Stated problem 1: According to the February market update, where did the 10-year U.S. Treasury close in February?

AI Concerns and Rotation Shape Choppy February
HIGHLIGHTS:
- Stocks: Rotation is alive. Large-cap growth was one of the weakest pockets of stocks in February, while other areas advanced. The S&P 500 Index fell, but its equal-weighted counterpart rose, reflecting this rotational trade.
- Bonds: Yields dropped steadily in February, creating a positive tailwind for bonds. The 10-year U.S. Treasury closed February at 3.97%, its lowest closing level of the year, after ending January at 4.26%.
- U.S. Economy: Data was mixed to start the new year. The unemployment rate has fallen, but so too have job openings, while manufacturing perked up and wholesale prices rose.
- Federal Reserve: The FOMC did not meet in February. The market still expects two rates cuts in 2026, but no action is expected by the Fed until after the new Chair takes over the helm midyear.
Equity Markets
Rotation and the threat of AI to various industries were ongoing themes in February. Large-cap growth, which had been the clear winner in recent years, has struggled to start 2026, while value stocks and small caps have fared better. International stocks have maintained their leadership with a strong start to 2026. Clearly, the market was digesting the news of the U.S. strike against Iran as March began, and we will monitor those developments in the weeks ahead. See Table 1 for February, YTD, and 2025 returns.

Stated problem 2: In the entries, rewrite the lines between the one holding "candle-body [349, 160, 351, 166]" and the one holding "candle-body [35, 232, 38, 253]", inclusive, replacing "wave-label" with "wave-marker" and leaving all else unchanged.

The data:
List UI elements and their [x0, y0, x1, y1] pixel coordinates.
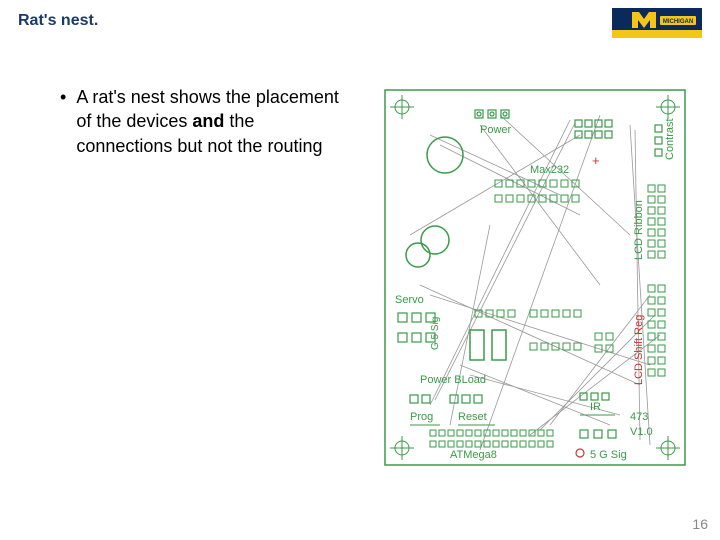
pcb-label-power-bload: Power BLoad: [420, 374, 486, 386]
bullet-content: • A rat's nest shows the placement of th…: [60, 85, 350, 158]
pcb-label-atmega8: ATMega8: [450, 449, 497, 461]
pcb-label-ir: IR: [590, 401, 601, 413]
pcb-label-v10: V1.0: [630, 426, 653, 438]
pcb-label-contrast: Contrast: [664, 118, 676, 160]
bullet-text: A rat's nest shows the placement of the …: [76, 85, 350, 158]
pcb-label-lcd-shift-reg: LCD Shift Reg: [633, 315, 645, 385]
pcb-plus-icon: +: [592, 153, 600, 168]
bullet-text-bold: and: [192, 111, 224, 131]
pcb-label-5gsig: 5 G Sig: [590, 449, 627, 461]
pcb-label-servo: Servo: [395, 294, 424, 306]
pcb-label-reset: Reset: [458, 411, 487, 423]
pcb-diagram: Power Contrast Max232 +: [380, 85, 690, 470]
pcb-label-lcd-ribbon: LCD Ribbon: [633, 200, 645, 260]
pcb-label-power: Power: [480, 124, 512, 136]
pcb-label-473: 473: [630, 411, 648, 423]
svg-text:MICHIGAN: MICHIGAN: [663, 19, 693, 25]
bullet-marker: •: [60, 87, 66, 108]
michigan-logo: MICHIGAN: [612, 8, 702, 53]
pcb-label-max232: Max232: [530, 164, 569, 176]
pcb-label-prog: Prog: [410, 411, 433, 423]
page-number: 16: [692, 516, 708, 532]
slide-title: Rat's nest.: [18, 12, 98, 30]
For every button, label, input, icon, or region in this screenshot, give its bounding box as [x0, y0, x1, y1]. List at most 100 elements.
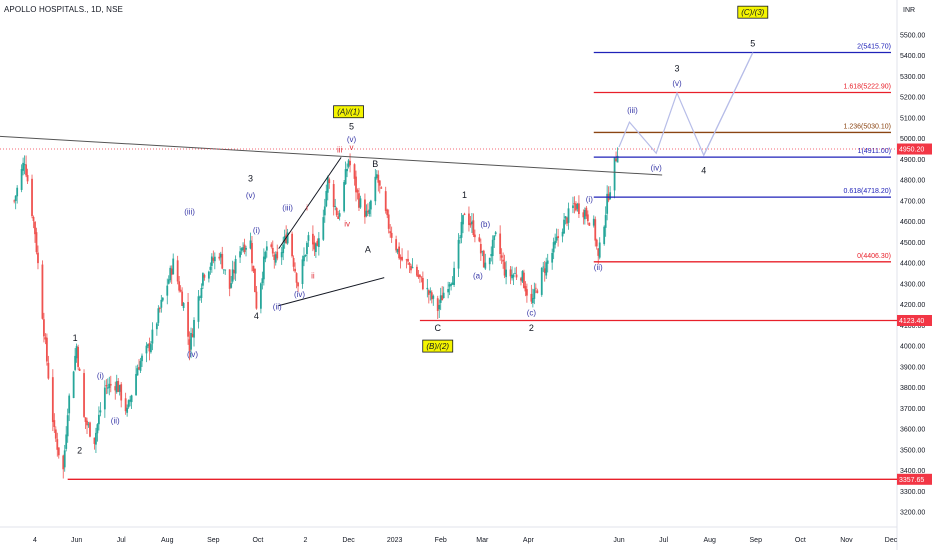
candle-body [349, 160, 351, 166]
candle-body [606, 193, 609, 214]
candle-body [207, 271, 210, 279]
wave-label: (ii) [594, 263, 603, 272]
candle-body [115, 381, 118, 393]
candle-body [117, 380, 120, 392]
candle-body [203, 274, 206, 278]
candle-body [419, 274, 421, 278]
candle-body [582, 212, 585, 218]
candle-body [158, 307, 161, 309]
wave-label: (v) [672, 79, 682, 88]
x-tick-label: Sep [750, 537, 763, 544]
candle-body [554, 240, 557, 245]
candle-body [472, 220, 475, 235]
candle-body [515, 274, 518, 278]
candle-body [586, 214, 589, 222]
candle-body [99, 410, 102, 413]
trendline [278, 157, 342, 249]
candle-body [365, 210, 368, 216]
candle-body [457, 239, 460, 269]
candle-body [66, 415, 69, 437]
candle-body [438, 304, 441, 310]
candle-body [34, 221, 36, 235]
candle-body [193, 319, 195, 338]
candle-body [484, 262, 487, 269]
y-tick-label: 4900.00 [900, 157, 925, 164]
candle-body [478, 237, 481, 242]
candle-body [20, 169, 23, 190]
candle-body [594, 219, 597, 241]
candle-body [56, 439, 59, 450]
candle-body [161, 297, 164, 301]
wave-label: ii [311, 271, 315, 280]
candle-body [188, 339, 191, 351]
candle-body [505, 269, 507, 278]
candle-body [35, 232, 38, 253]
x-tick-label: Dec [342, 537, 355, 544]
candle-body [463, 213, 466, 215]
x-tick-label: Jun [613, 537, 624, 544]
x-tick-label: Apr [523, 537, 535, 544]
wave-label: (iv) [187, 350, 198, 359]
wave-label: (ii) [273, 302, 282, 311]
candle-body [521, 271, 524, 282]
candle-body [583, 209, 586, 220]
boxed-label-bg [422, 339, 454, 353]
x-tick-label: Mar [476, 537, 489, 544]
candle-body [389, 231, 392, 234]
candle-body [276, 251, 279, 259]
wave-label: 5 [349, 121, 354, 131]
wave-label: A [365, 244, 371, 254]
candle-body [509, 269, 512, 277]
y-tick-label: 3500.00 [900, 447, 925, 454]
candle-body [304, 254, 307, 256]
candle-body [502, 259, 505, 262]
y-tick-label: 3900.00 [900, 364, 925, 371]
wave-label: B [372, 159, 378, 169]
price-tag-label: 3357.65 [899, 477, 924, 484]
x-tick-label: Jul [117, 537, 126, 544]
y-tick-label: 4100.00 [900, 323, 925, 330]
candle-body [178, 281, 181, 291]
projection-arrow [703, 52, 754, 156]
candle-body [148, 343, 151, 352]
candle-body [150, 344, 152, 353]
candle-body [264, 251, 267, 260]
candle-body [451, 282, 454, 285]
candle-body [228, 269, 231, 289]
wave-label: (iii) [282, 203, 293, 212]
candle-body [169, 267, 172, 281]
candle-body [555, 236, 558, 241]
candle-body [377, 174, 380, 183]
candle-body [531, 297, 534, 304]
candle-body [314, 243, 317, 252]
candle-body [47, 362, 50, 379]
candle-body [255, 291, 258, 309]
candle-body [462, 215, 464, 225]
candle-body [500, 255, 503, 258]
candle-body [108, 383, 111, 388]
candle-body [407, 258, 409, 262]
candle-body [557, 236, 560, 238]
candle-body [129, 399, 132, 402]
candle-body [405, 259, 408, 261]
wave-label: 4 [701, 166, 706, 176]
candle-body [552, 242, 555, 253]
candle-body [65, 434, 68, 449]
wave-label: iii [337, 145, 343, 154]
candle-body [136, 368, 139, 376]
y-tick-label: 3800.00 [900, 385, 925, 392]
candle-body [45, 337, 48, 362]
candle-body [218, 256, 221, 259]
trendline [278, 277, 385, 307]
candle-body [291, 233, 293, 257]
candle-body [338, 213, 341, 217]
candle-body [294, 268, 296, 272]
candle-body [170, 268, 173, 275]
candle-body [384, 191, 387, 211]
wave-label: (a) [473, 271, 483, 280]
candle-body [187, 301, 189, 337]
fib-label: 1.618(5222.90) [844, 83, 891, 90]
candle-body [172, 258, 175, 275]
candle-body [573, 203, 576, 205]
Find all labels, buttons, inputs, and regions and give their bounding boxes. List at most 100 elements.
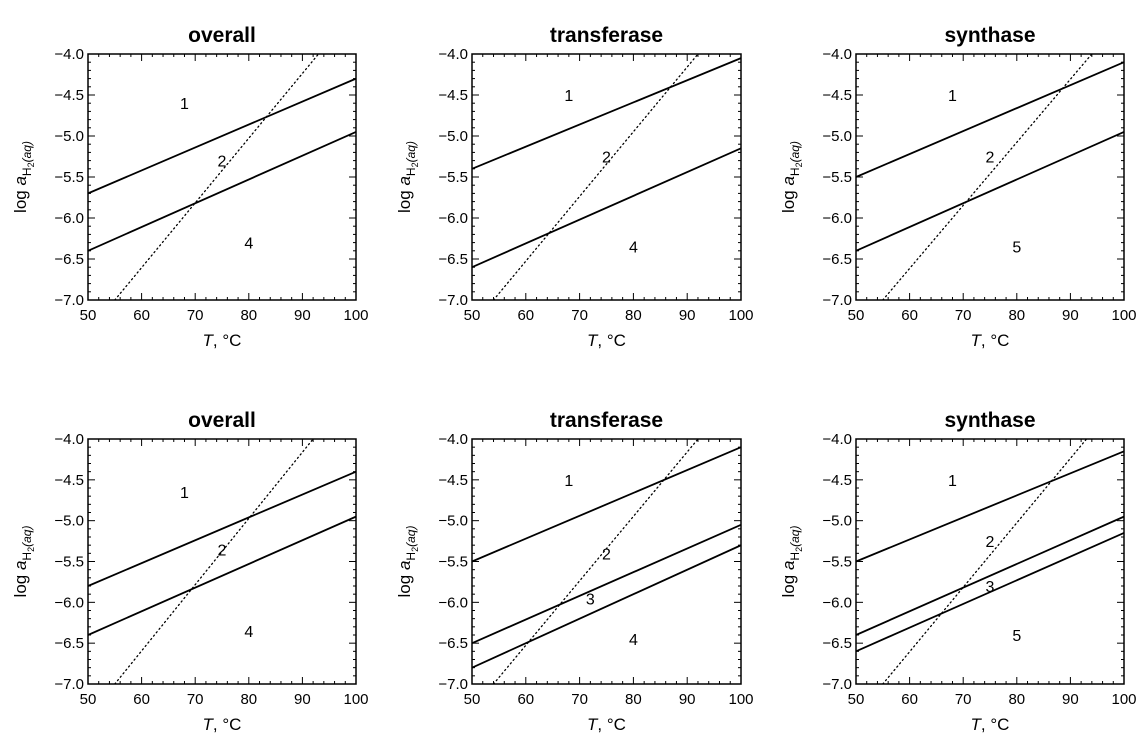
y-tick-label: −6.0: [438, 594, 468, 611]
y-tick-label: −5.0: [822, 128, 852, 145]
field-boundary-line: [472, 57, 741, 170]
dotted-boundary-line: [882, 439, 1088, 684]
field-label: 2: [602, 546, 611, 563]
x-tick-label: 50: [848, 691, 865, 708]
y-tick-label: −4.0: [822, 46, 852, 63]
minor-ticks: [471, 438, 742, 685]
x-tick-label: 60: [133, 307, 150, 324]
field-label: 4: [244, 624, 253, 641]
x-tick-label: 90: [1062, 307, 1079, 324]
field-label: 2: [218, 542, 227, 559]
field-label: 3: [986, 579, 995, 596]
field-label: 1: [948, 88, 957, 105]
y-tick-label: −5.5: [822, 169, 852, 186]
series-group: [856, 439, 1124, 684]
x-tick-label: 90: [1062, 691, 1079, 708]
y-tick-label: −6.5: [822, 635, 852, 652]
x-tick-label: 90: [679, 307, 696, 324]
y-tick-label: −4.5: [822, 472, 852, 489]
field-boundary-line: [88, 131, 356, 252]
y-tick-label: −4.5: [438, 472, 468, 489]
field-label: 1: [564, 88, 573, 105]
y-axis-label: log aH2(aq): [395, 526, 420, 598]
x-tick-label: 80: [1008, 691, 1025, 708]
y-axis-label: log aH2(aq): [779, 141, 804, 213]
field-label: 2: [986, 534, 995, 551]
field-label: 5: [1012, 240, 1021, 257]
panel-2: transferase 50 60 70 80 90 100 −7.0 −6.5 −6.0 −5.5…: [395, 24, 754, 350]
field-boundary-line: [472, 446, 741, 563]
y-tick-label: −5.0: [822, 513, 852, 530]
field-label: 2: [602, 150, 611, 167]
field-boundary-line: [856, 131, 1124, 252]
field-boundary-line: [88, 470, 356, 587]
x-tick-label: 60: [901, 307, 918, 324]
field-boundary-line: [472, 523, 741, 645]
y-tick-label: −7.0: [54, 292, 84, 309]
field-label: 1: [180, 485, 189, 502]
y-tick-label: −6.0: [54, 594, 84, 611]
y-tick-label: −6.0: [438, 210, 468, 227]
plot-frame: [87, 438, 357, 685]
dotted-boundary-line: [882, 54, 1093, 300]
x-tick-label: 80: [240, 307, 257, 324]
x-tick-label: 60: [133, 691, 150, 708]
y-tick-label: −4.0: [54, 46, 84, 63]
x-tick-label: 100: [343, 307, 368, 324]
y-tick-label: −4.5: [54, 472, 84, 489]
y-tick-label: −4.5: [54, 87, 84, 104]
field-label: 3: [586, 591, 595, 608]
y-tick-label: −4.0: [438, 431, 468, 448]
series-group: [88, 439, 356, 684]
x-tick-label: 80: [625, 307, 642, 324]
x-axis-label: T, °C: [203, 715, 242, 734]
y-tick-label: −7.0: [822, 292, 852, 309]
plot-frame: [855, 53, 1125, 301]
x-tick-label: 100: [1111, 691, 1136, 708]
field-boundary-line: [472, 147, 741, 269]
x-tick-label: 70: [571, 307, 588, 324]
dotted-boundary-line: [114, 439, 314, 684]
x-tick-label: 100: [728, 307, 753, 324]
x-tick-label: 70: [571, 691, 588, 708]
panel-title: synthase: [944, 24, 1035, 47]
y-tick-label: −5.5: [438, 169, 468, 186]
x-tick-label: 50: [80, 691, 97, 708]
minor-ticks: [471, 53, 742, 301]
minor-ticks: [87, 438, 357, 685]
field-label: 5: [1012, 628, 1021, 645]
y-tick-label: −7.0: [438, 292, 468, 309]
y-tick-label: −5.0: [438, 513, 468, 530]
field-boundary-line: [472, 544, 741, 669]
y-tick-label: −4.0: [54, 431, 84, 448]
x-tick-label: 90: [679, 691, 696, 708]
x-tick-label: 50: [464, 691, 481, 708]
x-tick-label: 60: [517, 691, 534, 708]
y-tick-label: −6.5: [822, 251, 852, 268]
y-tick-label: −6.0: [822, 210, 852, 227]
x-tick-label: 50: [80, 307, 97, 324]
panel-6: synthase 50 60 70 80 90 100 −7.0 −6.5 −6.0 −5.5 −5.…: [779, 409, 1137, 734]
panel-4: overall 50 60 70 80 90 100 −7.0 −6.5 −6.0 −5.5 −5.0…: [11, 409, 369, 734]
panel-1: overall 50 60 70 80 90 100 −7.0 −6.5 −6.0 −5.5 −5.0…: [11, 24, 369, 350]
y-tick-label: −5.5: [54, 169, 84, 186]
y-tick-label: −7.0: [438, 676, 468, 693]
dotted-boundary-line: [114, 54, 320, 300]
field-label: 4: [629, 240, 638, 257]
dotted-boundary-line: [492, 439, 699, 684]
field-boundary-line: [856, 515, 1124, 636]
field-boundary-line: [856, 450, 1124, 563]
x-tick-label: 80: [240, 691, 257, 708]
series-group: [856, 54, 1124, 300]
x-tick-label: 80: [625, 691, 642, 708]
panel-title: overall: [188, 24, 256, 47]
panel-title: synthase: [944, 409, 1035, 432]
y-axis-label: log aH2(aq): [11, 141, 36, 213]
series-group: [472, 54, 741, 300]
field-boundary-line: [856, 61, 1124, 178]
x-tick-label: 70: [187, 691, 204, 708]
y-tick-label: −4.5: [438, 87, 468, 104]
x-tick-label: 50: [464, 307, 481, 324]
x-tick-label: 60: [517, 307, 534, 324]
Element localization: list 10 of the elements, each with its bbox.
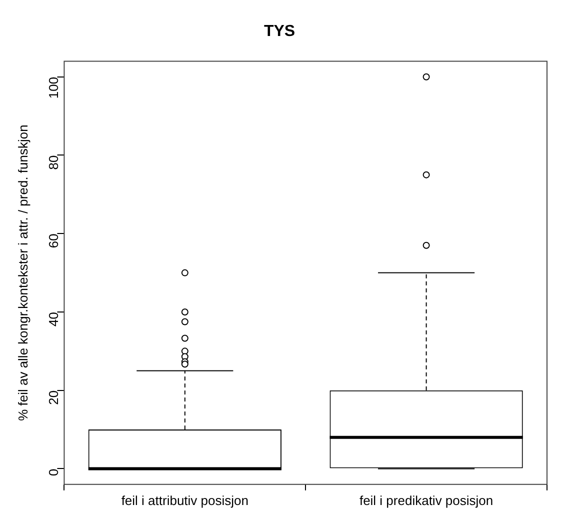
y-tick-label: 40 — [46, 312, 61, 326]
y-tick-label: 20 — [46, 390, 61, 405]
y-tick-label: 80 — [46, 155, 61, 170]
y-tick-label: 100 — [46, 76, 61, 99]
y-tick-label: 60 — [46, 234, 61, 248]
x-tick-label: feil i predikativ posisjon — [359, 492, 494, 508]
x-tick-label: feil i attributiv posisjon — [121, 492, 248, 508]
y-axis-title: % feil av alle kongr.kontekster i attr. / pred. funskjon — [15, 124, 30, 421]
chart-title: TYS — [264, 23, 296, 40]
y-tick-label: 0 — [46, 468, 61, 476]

Correct answer 1: It closed February at 3.97%, its lowest closing level of the year.

Correct answer 2:
candle-body [349, 160, 351, 166]
candle-body [606, 193, 609, 214]
candle-body [207, 271, 210, 279]
wave-marker: (ii) [594, 263, 603, 272]
candle-body [115, 381, 118, 393]
candle-body [117, 380, 120, 392]
candle-body [203, 274, 206, 278]
candle-body [419, 274, 421, 278]
candle-body [582, 212, 585, 218]
candle-body [158, 307, 161, 309]
wave-marker: (v) [672, 79, 682, 88]
x-tick-label: Sep [750, 537, 763, 544]
candle-body [554, 240, 557, 245]
candle-body [472, 220, 475, 235]
candle-body [515, 274, 518, 278]
candle-body [586, 214, 589, 222]
candle-body [99, 410, 102, 413]
trendline [278, 157, 342, 249]
candle-body [365, 210, 368, 216]
candle-body [457, 239, 460, 269]
candle-body [66, 415, 69, 437]
candle-body [438, 304, 441, 310]
candle-body [34, 221, 36, 235]
candle-body [193, 319, 195, 338]
candle-body [484, 262, 487, 269]
y-tick-label: 4900.00 [900, 157, 925, 164]
candle-body [478, 237, 481, 242]
candle-body [20, 169, 23, 190]
candle-body [594, 219, 597, 241]
candle-body [56, 439, 59, 450]
candle-body [161, 297, 164, 301]
wave-marker: ii [311, 271, 315, 280]
candle-body [188, 339, 191, 351]
candle-body [505, 269, 507, 278]
candle-body [35, 232, 38, 253]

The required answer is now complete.